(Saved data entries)
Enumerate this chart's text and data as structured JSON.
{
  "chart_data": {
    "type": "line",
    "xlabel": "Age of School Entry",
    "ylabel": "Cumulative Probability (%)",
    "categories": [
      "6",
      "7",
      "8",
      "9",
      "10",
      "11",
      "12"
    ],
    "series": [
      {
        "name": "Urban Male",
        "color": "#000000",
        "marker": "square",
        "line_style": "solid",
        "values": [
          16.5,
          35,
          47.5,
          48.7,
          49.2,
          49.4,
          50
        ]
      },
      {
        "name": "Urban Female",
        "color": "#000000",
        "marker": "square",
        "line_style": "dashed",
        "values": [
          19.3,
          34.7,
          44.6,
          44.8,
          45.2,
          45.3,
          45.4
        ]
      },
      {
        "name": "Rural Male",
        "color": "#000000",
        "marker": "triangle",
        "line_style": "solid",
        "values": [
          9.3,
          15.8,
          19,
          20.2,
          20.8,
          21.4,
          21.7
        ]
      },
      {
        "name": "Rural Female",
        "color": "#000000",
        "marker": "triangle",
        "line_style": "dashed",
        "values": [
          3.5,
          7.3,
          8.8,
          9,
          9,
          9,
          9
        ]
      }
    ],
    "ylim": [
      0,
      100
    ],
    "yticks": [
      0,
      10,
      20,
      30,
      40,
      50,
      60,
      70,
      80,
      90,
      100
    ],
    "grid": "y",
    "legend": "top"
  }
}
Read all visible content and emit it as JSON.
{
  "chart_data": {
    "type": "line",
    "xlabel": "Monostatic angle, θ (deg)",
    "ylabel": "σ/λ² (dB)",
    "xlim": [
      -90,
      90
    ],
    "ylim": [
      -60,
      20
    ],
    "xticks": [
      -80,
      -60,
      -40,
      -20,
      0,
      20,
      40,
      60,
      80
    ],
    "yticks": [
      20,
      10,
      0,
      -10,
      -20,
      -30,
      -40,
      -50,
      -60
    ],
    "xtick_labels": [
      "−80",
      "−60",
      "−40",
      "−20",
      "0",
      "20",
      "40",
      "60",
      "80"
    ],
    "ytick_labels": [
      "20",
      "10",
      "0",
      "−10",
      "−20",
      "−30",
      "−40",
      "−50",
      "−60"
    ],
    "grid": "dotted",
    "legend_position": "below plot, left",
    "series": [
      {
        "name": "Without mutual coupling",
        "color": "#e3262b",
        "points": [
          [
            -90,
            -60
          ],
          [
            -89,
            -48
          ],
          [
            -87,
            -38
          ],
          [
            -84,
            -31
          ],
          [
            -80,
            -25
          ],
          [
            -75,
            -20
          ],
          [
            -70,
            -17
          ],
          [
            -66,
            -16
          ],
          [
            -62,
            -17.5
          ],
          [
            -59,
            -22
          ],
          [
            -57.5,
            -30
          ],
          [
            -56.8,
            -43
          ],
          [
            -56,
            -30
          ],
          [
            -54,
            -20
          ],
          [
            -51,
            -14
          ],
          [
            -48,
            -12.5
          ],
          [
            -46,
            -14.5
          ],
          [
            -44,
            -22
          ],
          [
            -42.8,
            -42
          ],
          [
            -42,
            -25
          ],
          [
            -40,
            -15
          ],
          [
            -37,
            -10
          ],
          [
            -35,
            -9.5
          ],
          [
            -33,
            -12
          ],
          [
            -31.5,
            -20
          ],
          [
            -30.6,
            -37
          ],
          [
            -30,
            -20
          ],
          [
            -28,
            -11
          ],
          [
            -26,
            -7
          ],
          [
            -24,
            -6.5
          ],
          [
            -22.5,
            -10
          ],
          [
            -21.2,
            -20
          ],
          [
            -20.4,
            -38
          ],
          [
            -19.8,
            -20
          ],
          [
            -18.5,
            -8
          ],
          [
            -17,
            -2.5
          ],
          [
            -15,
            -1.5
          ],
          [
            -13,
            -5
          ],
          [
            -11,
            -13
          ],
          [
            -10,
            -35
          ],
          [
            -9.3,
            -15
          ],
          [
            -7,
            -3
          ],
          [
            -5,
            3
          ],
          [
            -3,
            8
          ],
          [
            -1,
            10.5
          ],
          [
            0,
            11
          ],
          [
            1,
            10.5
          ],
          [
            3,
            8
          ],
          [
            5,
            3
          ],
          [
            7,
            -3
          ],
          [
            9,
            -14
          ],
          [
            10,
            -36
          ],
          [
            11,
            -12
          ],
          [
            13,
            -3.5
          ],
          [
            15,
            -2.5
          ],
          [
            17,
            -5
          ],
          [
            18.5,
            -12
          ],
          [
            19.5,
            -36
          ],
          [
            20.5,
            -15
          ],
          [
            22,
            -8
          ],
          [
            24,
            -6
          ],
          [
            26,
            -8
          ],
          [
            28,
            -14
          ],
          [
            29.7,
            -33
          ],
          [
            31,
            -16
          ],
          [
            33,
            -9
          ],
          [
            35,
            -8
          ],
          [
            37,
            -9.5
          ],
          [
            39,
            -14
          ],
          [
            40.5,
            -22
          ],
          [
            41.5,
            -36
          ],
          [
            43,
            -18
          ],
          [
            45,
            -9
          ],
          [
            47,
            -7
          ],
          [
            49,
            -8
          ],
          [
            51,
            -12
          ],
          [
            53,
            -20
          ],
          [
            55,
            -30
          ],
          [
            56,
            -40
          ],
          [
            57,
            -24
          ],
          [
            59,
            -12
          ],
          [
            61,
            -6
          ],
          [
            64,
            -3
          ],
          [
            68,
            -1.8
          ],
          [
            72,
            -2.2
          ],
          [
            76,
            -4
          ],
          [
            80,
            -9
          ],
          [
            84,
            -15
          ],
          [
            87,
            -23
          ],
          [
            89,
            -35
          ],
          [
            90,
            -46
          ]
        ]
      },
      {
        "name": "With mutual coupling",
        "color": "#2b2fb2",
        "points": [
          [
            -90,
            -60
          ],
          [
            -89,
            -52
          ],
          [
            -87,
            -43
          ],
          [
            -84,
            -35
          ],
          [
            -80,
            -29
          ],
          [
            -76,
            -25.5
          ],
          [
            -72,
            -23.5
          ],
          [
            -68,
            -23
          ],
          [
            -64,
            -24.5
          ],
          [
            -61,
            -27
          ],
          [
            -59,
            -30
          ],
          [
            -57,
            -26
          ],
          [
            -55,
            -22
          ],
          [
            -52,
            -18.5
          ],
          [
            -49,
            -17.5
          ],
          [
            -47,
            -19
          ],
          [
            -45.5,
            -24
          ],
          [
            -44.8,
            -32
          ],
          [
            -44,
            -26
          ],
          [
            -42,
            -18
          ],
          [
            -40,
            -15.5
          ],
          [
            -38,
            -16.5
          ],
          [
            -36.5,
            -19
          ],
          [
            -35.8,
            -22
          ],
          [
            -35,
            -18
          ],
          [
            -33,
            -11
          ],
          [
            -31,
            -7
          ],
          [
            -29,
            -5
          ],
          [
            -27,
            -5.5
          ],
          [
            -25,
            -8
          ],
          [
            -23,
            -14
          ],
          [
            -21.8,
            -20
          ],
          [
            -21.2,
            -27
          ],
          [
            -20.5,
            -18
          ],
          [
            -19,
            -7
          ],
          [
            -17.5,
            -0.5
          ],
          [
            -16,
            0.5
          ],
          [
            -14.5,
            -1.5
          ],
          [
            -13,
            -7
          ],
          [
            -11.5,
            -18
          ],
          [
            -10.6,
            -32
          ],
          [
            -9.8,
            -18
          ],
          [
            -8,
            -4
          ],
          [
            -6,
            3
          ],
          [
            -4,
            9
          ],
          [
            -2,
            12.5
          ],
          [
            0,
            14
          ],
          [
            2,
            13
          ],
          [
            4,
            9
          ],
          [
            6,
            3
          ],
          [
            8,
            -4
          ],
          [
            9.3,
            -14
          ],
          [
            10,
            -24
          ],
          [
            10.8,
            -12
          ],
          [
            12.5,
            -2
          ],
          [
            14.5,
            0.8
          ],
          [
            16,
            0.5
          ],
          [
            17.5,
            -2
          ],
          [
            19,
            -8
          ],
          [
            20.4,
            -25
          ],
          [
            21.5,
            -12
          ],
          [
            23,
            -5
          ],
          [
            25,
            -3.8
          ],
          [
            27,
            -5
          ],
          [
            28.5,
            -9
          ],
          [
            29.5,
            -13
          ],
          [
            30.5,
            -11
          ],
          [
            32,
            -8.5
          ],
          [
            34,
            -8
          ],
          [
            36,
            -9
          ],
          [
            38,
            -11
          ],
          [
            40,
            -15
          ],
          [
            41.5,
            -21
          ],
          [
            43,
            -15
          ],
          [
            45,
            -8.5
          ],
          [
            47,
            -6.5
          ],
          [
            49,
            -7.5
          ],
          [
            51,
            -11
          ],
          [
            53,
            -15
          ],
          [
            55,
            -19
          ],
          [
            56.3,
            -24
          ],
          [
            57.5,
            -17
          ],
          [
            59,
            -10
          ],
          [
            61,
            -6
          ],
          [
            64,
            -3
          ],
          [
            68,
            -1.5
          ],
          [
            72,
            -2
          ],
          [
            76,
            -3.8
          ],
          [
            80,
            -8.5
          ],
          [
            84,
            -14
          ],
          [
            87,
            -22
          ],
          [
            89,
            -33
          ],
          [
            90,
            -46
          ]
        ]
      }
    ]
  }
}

Given request
Pull out every line above that holds the word "mutual".

Complete response
        "name": "Without mutual coupling",
        "name": "With mutual coupling",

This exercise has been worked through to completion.